- PROBLEM DETAILS
All of the lines below are to be printed again exactly; images are excluded from the output.

- DATA RECORDS
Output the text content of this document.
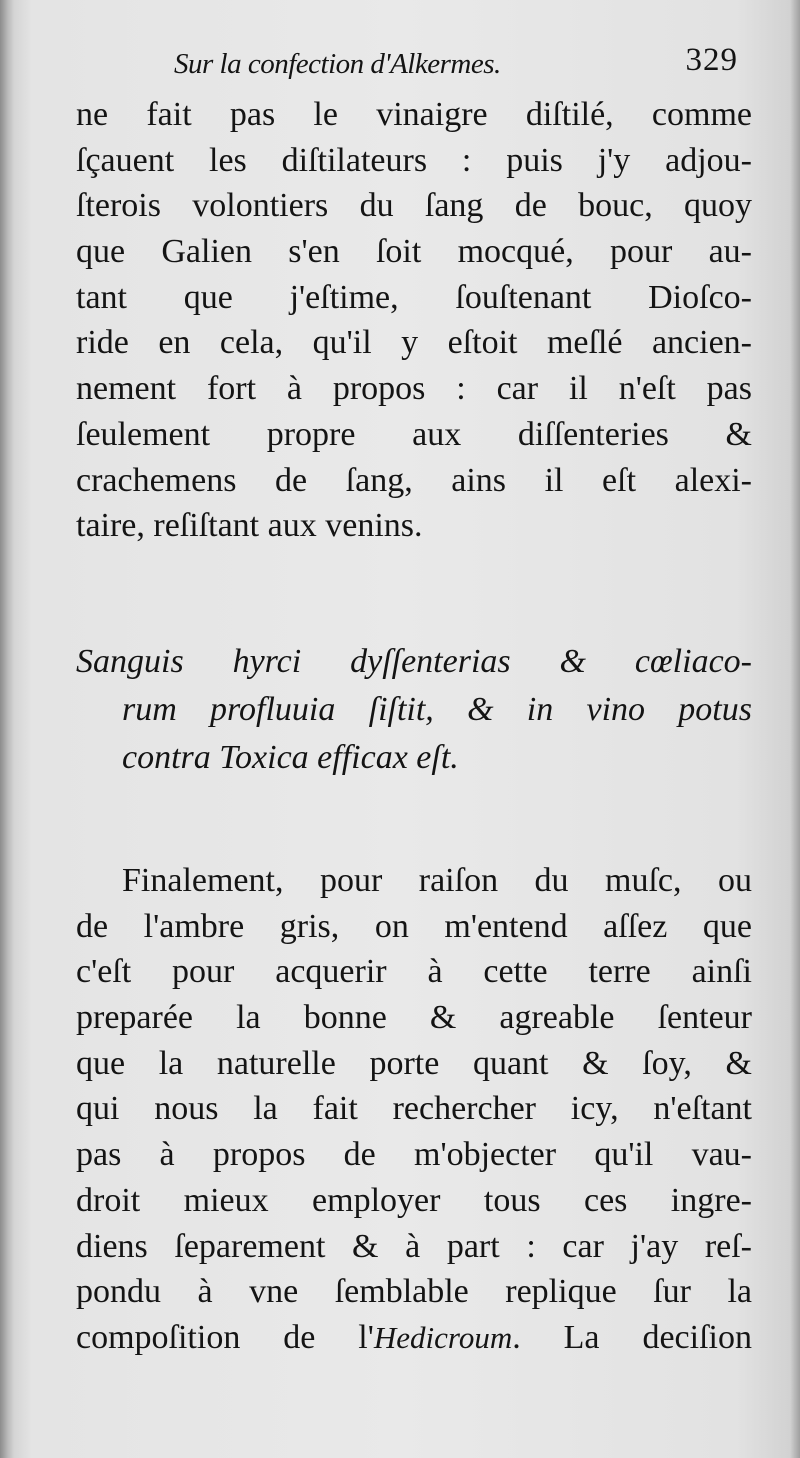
Sur la confection d'Alkermes.	329
ne fait pas le vinaigre diſtilé, comme
ſçauent les diſtilateurs : puis j'y adjou-
ſterois volontiers du ſang de bouc, quoy
que Galien s'en ſoit mocqué, pour au-
tant que j'eſtime, ſouſtenant Dioſco-
ride en cela, qu'il y eſtoit meſlé ancien-
nement fort à propos : car il n'eſt pas
ſeulement propre aux diſſenteries &
crachemens de ſang, ains il eſt alexi-
taire, reſiſtant aux venins.
Sanguis hyrci dyſſenterias & cœliaco-
rum profluuia ſiſtit, & in vino potus
contra Toxica efficax eſt.
Finalement, pour raiſon du muſc, ou
de l'ambre gris, on m'entend aſſez que
c'eſt pour acquerir à cette terre ainſi
preparée la bonne & agreable ſenteur
que la naturelle porte quant & ſoy, &
qui nous la fait rechercher icy, n'eſtant
pas à propos de m'objecter qu'il vau-
droit mieux employer tous ces ingre-
diens ſeparement & à part : car j'ay reſ-
pondu à vne ſemblable replique ſur la
compoſition de l'Hedicroum. La deciſion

- EXERCISE OUTPUT
Output the text content of this document.
Sur la confection d'Alkermes.	329
ne fait pas le vinaigre diſtilé, comme
ſçauent les diſtilateurs : puis j'y adjou-
ſterois volontiers du ſang de bouc, quoy
que Galien s'en ſoit mocqué, pour au-
tant que j'eſtime, ſouſtenant Dioſco-
ride en cela, qu'il y eſtoit meſlé ancien-
nement fort à propos : car il n'eſt pas
ſeulement propre aux diſſenteries &
crachemens de ſang, ains il eſt alexi-
taire, reſiſtant aux venins.
Sanguis hyrci dyſſenterias & cœliaco-
rum profluuia ſiſtit, & in vino potus
contra Toxica efficax eſt.
Finalement, pour raiſon du muſc, ou
de l'ambre gris, on m'entend aſſez que
c'eſt pour acquerir à cette terre ainſi
preparée la bonne & agreable ſenteur
que la naturelle porte quant & ſoy, &
qui nous la fait rechercher icy, n'eſtant
pas à propos de m'objecter qu'il vau-
droit mieux employer tous ces ingre-
diens ſeparement & à part : car j'ay reſ-
pondu à vne ſemblable replique ſur la
compoſition de l'Hedicroum. La deciſion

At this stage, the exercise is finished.